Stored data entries

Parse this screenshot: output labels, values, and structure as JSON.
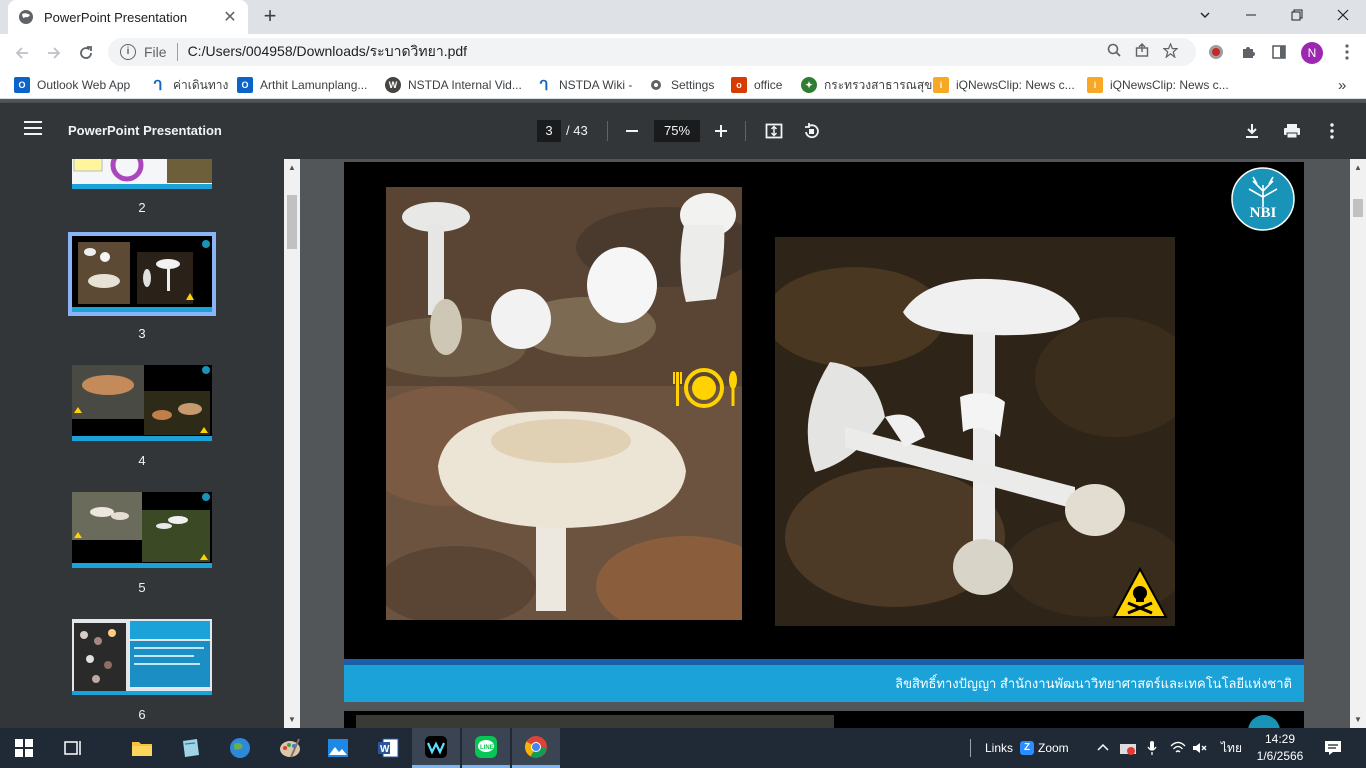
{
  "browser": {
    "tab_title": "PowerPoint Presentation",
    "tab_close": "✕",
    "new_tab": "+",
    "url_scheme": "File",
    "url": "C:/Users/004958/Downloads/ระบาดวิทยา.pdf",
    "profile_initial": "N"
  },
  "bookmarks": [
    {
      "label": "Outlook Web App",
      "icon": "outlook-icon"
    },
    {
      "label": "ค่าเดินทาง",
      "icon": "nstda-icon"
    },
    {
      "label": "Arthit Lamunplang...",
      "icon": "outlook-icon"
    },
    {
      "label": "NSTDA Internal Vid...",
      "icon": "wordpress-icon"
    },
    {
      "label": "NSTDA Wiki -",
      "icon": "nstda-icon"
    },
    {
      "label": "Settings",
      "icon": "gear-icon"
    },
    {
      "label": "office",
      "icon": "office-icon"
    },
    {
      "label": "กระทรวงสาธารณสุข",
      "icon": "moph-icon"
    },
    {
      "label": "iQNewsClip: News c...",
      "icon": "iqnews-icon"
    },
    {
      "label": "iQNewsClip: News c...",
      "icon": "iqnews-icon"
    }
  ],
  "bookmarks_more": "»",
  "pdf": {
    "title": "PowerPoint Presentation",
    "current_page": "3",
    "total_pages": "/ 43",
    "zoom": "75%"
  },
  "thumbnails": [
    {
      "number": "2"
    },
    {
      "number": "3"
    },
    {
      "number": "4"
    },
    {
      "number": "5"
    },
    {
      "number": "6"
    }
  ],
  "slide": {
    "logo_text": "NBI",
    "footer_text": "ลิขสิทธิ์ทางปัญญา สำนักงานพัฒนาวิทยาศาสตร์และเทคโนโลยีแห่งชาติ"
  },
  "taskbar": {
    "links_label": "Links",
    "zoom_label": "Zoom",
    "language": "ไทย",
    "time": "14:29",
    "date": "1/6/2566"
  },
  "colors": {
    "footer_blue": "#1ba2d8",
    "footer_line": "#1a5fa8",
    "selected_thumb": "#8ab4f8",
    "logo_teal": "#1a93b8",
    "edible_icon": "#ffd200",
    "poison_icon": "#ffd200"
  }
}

→ PROBLEM TO WORK ON: Pictures are to be left out; repeat all the remaining data exactly.

→ WRITTEN SOLUTION:
Parse this screenshot: output labels, values, and structure as JSON.
{
  "browser": {
    "tab_title": "PowerPoint Presentation",
    "tab_close": "✕",
    "new_tab": "+",
    "url_scheme": "File",
    "url": "C:/Users/004958/Downloads/ระบาดวิทยา.pdf",
    "profile_initial": "N"
  },
  "bookmarks": [
    {
      "label": "Outlook Web App",
      "icon": "outlook-icon"
    },
    {
      "label": "ค่าเดินทาง",
      "icon": "nstda-icon"
    },
    {
      "label": "Arthit Lamunplang...",
      "icon": "outlook-icon"
    },
    {
      "label": "NSTDA Internal Vid...",
      "icon": "wordpress-icon"
    },
    {
      "label": "NSTDA Wiki -",
      "icon": "nstda-icon"
    },
    {
      "label": "Settings",
      "icon": "gear-icon"
    },
    {
      "label": "office",
      "icon": "office-icon"
    },
    {
      "label": "กระทรวงสาธารณสุข",
      "icon": "moph-icon"
    },
    {
      "label": "iQNewsClip: News c...",
      "icon": "iqnews-icon"
    },
    {
      "label": "iQNewsClip: News c...",
      "icon": "iqnews-icon"
    }
  ],
  "bookmarks_more": "»",
  "pdf": {
    "title": "PowerPoint Presentation",
    "current_page": "3",
    "total_pages": "/ 43",
    "zoom": "75%"
  },
  "thumbnails": [
    {
      "number": "2"
    },
    {
      "number": "3"
    },
    {
      "number": "4"
    },
    {
      "number": "5"
    },
    {
      "number": "6"
    }
  ],
  "slide": {
    "logo_text": "NBI",
    "footer_text": "ลิขสิทธิ์ทางปัญญา สำนักงานพัฒนาวิทยาศาสตร์และเทคโนโลยีแห่งชาติ"
  },
  "taskbar": {
    "links_label": "Links",
    "zoom_label": "Zoom",
    "language": "ไทย",
    "time": "14:29",
    "date": "1/6/2566"
  },
  "colors": {
    "footer_blue": "#1ba2d8",
    "footer_line": "#1a5fa8",
    "selected_thumb": "#8ab4f8",
    "logo_teal": "#1a93b8",
    "edible_icon": "#ffd200",
    "poison_icon": "#ffd200"
  }
}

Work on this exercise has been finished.